### REQUIREMENTS
Pictures stay out; everything else in the records below is copied exactly.

A run of records:
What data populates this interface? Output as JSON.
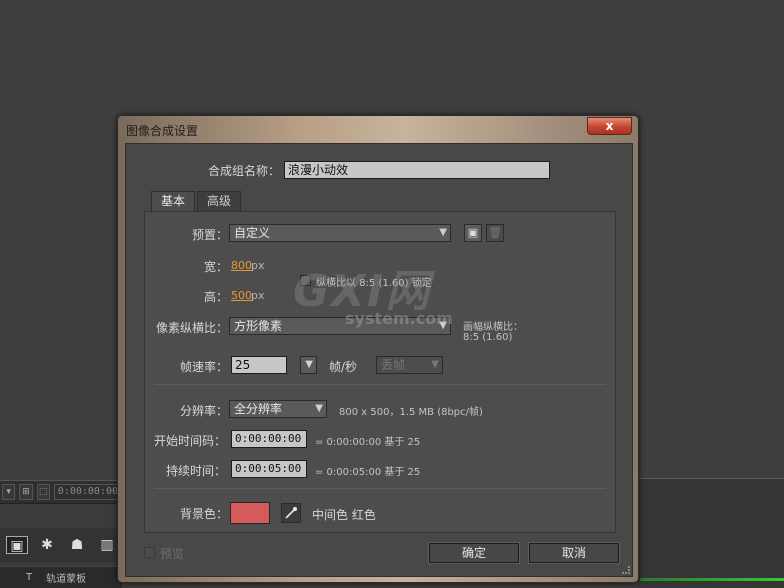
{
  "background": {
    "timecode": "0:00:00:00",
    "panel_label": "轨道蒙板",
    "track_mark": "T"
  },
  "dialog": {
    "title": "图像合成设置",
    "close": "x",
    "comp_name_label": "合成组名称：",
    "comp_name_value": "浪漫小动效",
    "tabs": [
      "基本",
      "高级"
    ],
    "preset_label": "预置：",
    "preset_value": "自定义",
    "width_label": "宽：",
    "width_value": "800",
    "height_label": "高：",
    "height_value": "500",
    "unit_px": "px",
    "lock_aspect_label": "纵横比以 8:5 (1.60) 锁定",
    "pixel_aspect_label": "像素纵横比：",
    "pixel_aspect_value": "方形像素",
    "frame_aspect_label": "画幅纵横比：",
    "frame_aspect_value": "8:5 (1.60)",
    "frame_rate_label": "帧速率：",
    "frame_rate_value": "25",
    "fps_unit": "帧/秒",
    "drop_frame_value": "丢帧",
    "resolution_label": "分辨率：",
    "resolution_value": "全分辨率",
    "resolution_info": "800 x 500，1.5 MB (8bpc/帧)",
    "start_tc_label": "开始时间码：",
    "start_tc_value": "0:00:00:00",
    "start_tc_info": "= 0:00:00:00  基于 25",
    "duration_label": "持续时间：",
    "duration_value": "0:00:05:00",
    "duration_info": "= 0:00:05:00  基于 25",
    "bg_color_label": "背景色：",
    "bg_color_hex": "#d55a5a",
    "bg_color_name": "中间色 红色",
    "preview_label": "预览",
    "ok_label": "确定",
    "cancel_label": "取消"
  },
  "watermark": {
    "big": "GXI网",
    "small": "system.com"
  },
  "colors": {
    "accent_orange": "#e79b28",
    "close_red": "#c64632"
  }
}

### SOLUTION
What data populates this interface? Output as JSON.
{
  "background": {
    "timecode": "0:00:00:00",
    "panel_label": "轨道蒙板",
    "track_mark": "T"
  },
  "dialog": {
    "title": "图像合成设置",
    "close": "x",
    "comp_name_label": "合成组名称：",
    "comp_name_value": "浪漫小动效",
    "tabs": [
      "基本",
      "高级"
    ],
    "preset_label": "预置：",
    "preset_value": "自定义",
    "width_label": "宽：",
    "width_value": "800",
    "height_label": "高：",
    "height_value": "500",
    "unit_px": "px",
    "lock_aspect_label": "纵横比以 8:5 (1.60) 锁定",
    "pixel_aspect_label": "像素纵横比：",
    "pixel_aspect_value": "方形像素",
    "frame_aspect_label": "画幅纵横比：",
    "frame_aspect_value": "8:5 (1.60)",
    "frame_rate_label": "帧速率：",
    "frame_rate_value": "25",
    "fps_unit": "帧/秒",
    "drop_frame_value": "丢帧",
    "resolution_label": "分辨率：",
    "resolution_value": "全分辨率",
    "resolution_info": "800 x 500，1.5 MB (8bpc/帧)",
    "start_tc_label": "开始时间码：",
    "start_tc_value": "0:00:00:00",
    "start_tc_info": "= 0:00:00:00  基于 25",
    "duration_label": "持续时间：",
    "duration_value": "0:00:05:00",
    "duration_info": "= 0:00:05:00  基于 25",
    "bg_color_label": "背景色：",
    "bg_color_hex": "#d55a5a",
    "bg_color_name": "中间色 红色",
    "preview_label": "预览",
    "ok_label": "确定",
    "cancel_label": "取消"
  },
  "watermark": {
    "big": "GXI网",
    "small": "system.com"
  },
  "colors": {
    "accent_orange": "#e79b28",
    "close_red": "#c64632"
  }
}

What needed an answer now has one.